Exercise -
Would you transcribe the listing that follows, character for character, and omit its images?

Data excerpts -
■ ■ ■

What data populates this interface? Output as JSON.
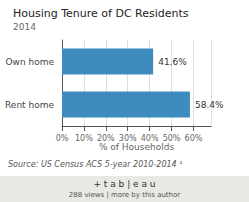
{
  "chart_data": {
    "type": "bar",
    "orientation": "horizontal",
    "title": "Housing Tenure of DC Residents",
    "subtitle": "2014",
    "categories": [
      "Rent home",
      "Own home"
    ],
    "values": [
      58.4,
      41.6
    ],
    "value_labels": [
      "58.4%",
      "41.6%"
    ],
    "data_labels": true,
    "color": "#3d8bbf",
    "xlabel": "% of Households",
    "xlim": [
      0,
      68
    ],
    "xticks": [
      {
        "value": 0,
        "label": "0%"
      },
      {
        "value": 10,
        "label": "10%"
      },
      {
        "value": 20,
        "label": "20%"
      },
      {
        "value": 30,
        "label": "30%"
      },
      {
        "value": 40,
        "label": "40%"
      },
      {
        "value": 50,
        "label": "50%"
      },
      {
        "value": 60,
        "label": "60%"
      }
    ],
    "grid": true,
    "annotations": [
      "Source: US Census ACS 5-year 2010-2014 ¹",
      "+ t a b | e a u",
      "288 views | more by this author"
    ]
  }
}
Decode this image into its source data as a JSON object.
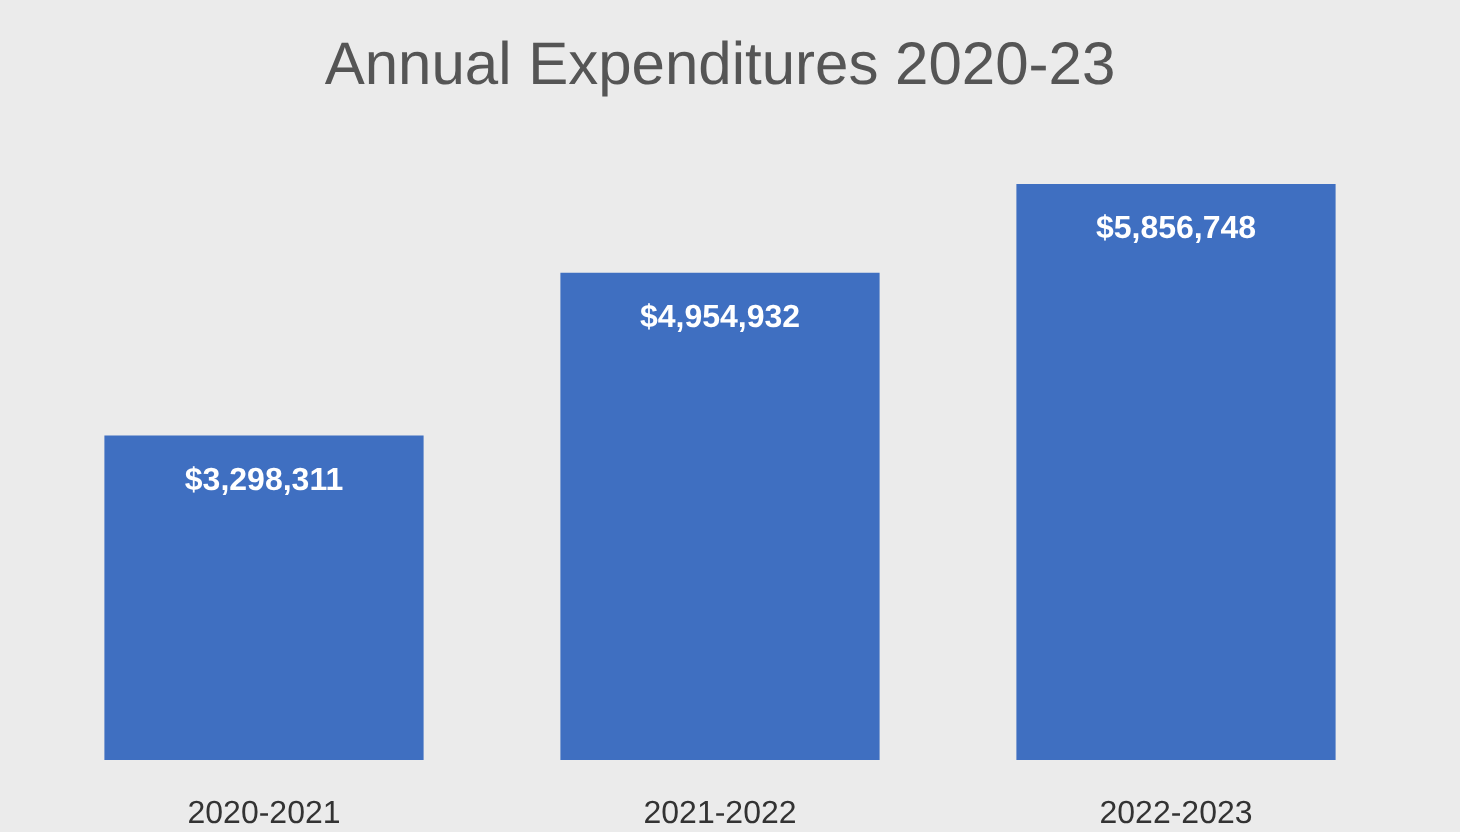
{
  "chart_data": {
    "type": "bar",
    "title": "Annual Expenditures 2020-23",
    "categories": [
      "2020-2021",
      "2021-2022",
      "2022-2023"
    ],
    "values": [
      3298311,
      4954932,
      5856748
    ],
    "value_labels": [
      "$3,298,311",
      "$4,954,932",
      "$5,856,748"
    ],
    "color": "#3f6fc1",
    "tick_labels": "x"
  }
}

■ ■ ■

Reply to the exercise -
What data populates this interface? Output as JSON.
{
  "chart_data": {
    "type": "bar",
    "orientation": "horizontal",
    "title": "Housing Tenure of DC Residents",
    "subtitle": "2014",
    "categories": [
      "Rent home",
      "Own home"
    ],
    "values": [
      58.4,
      41.6
    ],
    "value_labels": [
      "58.4%",
      "41.6%"
    ],
    "data_labels": true,
    "color": "#3d8bbf",
    "xlabel": "% of Households",
    "xlim": [
      0,
      68
    ],
    "xticks": [
      {
        "value": 0,
        "label": "0%"
      },
      {
        "value": 10,
        "label": "10%"
      },
      {
        "value": 20,
        "label": "20%"
      },
      {
        "value": 30,
        "label": "30%"
      },
      {
        "value": 40,
        "label": "40%"
      },
      {
        "value": 50,
        "label": "50%"
      },
      {
        "value": 60,
        "label": "60%"
      }
    ],
    "grid": true,
    "annotations": [
      "Source: US Census ACS 5-year 2010-2014 ¹",
      "+ t a b | e a u",
      "288 views | more by this author"
    ]
  }
}
Decode this image into its source data as a JSON object.
{
  "chart_data": {
    "type": "bar",
    "title": "Annual Expenditures 2020-23",
    "categories": [
      "2020-2021",
      "2021-2022",
      "2022-2023"
    ],
    "values": [
      3298311,
      4954932,
      5856748
    ],
    "value_labels": [
      "$3,298,311",
      "$4,954,932",
      "$5,856,748"
    ],
    "color": "#3f6fc1",
    "tick_labels": "x"
  }
}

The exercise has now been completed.